**Available data**
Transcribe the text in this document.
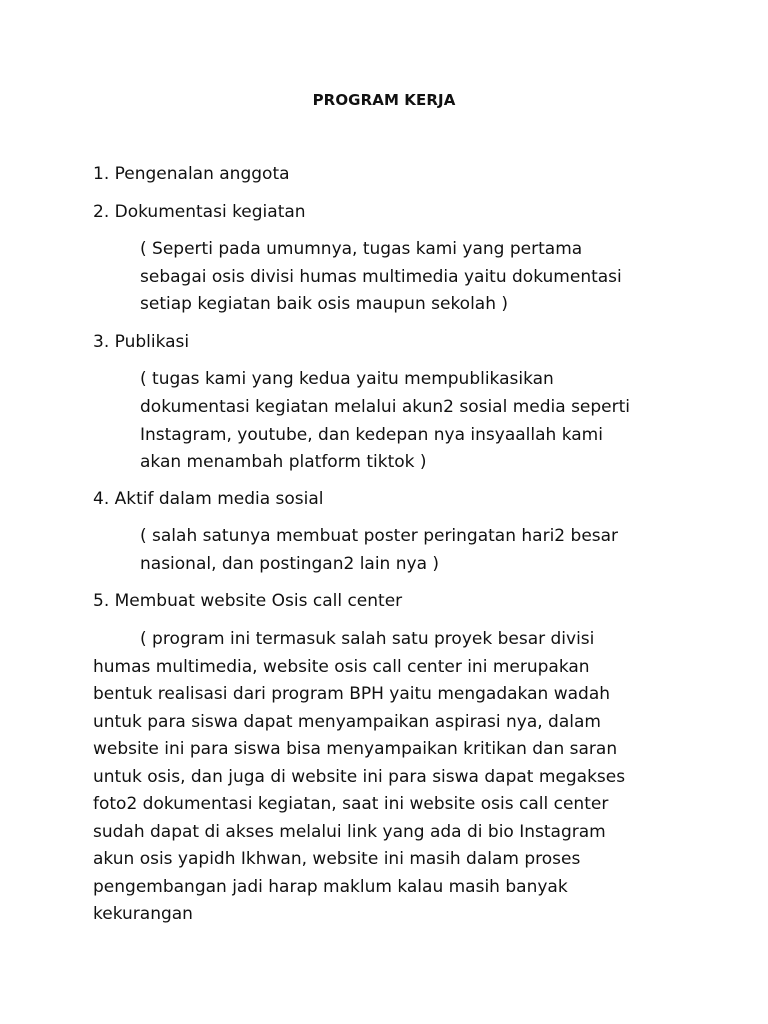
PROGRAM KERJA
1. Pengenalan anggota
2. Dokumentasi kegiatan
( Seperti pada umumnya, tugas kami yang pertama
sebagai osis divisi humas multimedia yaitu dokumentasi
setiap kegiatan baik osis maupun sekolah )
3. Publikasi
( tugas kami yang kedua yaitu mempublikasikan
dokumentasi kegiatan melalui akun2 sosial media seperti
Instagram, youtube, dan kedepan nya insyaallah kami
akan menambah platform tiktok )
4. Aktif dalam media sosial
( salah satunya membuat poster peringatan hari2 besar
nasional, dan postingan2 lain nya )
5. Membuat website Osis call center
( program ini termasuk salah satu proyek besar divisi
humas multimedia, website osis call center ini merupakan
bentuk realisasi dari program BPH yaitu mengadakan wadah
untuk para siswa dapat menyampaikan aspirasi nya, dalam
website ini para siswa bisa menyampaikan kritikan dan saran
untuk osis, dan juga di website ini para siswa dapat megakses
foto2 dokumentasi kegiatan, saat ini website osis call center
sudah dapat di akses melalui link yang ada di bio Instagram
akun osis yapidh Ikhwan, website ini masih dalam proses
pengembangan jadi harap maklum kalau masih banyak
kekurangan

**Task details**
In your copy, leave out the pictures and reproduce the material above exactly.

**Result of this exercise**
Transcribe the text in this document.
PROGRAM KERJA
1. Pengenalan anggota
2. Dokumentasi kegiatan
( Seperti pada umumnya, tugas kami yang pertama
sebagai osis divisi humas multimedia yaitu dokumentasi
setiap kegiatan baik osis maupun sekolah )
3. Publikasi
( tugas kami yang kedua yaitu mempublikasikan
dokumentasi kegiatan melalui akun2 sosial media seperti
Instagram, youtube, dan kedepan nya insyaallah kami
akan menambah platform tiktok )
4. Aktif dalam media sosial
( salah satunya membuat poster peringatan hari2 besar
nasional, dan postingan2 lain nya )
5. Membuat website Osis call center
( program ini termasuk salah satu proyek besar divisi
humas multimedia, website osis call center ini merupakan
bentuk realisasi dari program BPH yaitu mengadakan wadah
untuk para siswa dapat menyampaikan aspirasi nya, dalam
website ini para siswa bisa menyampaikan kritikan dan saran
untuk osis, dan juga di website ini para siswa dapat megakses
foto2 dokumentasi kegiatan, saat ini website osis call center
sudah dapat di akses melalui link yang ada di bio Instagram
akun osis yapidh Ikhwan, website ini masih dalam proses
pengembangan jadi harap maklum kalau masih banyak
kekurangan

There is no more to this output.